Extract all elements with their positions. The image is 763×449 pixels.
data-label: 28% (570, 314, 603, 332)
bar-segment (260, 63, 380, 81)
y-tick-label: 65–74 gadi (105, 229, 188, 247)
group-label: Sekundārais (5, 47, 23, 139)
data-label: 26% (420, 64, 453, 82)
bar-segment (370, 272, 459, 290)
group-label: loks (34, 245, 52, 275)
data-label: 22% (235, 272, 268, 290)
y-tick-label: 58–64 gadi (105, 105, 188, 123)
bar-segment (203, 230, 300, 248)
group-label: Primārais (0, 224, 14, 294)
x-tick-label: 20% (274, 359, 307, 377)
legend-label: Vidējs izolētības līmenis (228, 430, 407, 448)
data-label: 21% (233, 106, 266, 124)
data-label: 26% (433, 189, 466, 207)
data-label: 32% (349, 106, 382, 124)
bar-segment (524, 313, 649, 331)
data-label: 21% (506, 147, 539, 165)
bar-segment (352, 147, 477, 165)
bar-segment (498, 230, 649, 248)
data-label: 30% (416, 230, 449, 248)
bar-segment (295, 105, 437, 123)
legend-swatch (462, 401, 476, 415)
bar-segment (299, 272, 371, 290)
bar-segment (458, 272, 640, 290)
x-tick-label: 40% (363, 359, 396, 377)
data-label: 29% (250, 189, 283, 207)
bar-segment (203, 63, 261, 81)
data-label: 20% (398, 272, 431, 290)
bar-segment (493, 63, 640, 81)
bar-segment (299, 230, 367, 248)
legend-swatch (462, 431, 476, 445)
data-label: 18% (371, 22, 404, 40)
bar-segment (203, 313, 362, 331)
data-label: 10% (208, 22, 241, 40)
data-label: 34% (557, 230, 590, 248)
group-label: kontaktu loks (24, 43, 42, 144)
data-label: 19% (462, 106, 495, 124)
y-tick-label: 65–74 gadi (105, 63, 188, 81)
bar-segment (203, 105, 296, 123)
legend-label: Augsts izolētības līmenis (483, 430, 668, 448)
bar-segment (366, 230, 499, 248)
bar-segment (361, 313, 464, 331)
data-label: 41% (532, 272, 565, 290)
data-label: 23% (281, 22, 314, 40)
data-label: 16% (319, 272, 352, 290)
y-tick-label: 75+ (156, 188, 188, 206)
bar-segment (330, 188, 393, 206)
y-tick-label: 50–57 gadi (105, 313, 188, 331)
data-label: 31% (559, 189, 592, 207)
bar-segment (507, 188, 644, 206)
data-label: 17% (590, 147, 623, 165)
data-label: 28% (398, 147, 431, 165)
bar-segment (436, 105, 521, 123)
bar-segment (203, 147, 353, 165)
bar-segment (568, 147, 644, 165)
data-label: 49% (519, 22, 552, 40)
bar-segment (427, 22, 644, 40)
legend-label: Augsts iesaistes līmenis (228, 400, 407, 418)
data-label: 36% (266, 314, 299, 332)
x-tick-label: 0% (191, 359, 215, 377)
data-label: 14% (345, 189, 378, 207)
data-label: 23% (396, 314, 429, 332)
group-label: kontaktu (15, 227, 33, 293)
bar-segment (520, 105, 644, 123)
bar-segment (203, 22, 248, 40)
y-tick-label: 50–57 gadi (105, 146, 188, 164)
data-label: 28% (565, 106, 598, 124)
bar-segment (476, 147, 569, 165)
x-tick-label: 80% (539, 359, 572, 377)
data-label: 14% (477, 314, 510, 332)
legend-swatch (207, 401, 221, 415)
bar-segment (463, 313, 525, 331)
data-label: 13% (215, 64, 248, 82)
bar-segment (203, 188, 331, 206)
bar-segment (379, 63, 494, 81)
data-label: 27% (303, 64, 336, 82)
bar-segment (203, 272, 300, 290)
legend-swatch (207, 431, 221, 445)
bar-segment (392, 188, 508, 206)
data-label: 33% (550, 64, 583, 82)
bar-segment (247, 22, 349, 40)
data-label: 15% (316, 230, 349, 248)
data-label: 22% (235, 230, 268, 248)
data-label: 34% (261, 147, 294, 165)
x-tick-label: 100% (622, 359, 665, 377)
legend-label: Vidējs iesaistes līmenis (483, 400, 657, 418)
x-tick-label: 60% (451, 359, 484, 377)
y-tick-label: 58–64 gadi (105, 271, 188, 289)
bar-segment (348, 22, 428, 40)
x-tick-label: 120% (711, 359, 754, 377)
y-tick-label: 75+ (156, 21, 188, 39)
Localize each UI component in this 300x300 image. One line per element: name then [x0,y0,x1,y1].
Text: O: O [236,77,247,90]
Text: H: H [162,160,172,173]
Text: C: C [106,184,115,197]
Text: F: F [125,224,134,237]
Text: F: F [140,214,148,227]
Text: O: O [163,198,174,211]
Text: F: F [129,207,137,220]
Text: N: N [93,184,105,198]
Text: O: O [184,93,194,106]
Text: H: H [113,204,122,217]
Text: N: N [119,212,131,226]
++++++++++
▶ Tarefa a realizar
Reproduza fielmente as linhas que vão do início dos registros até a linha que contém "bar-segment (299, 230, 367, 248)", incluindo essa última.

▶ Resposta
Extract all elements with their positions. The image is 763×449 pixels.
data-label: 28% (570, 314, 603, 332)
bar-segment (260, 63, 380, 81)
y-tick-label: 65–74 gadi (105, 229, 188, 247)
group-label: Sekundārais (5, 47, 23, 139)
data-label: 26% (420, 64, 453, 82)
bar-segment (370, 272, 459, 290)
group-label: loks (34, 245, 52, 275)
data-label: 22% (235, 272, 268, 290)
y-tick-label: 58–64 gadi (105, 105, 188, 123)
bar-segment (203, 230, 300, 248)
group-label: Primārais (0, 224, 14, 294)
x-tick-label: 20% (274, 359, 307, 377)
legend-label: Vidējs izolētības līmenis (228, 430, 407, 448)
data-label: 21% (233, 106, 266, 124)
data-label: 26% (433, 189, 466, 207)
data-label: 32% (349, 106, 382, 124)
bar-segment (524, 313, 649, 331)
data-label: 21% (506, 147, 539, 165)
bar-segment (352, 147, 477, 165)
bar-segment (498, 230, 649, 248)
data-label: 30% (416, 230, 449, 248)
bar-segment (295, 105, 437, 123)
legend-swatch (462, 401, 476, 415)
bar-segment (299, 272, 371, 290)
bar-segment (458, 272, 640, 290)
x-tick-label: 40% (363, 359, 396, 377)
data-label: 29% (250, 189, 283, 207)
bar-segment (203, 63, 261, 81)
data-label: 20% (398, 272, 431, 290)
bar-segment (493, 63, 640, 81)
bar-segment (299, 230, 367, 248)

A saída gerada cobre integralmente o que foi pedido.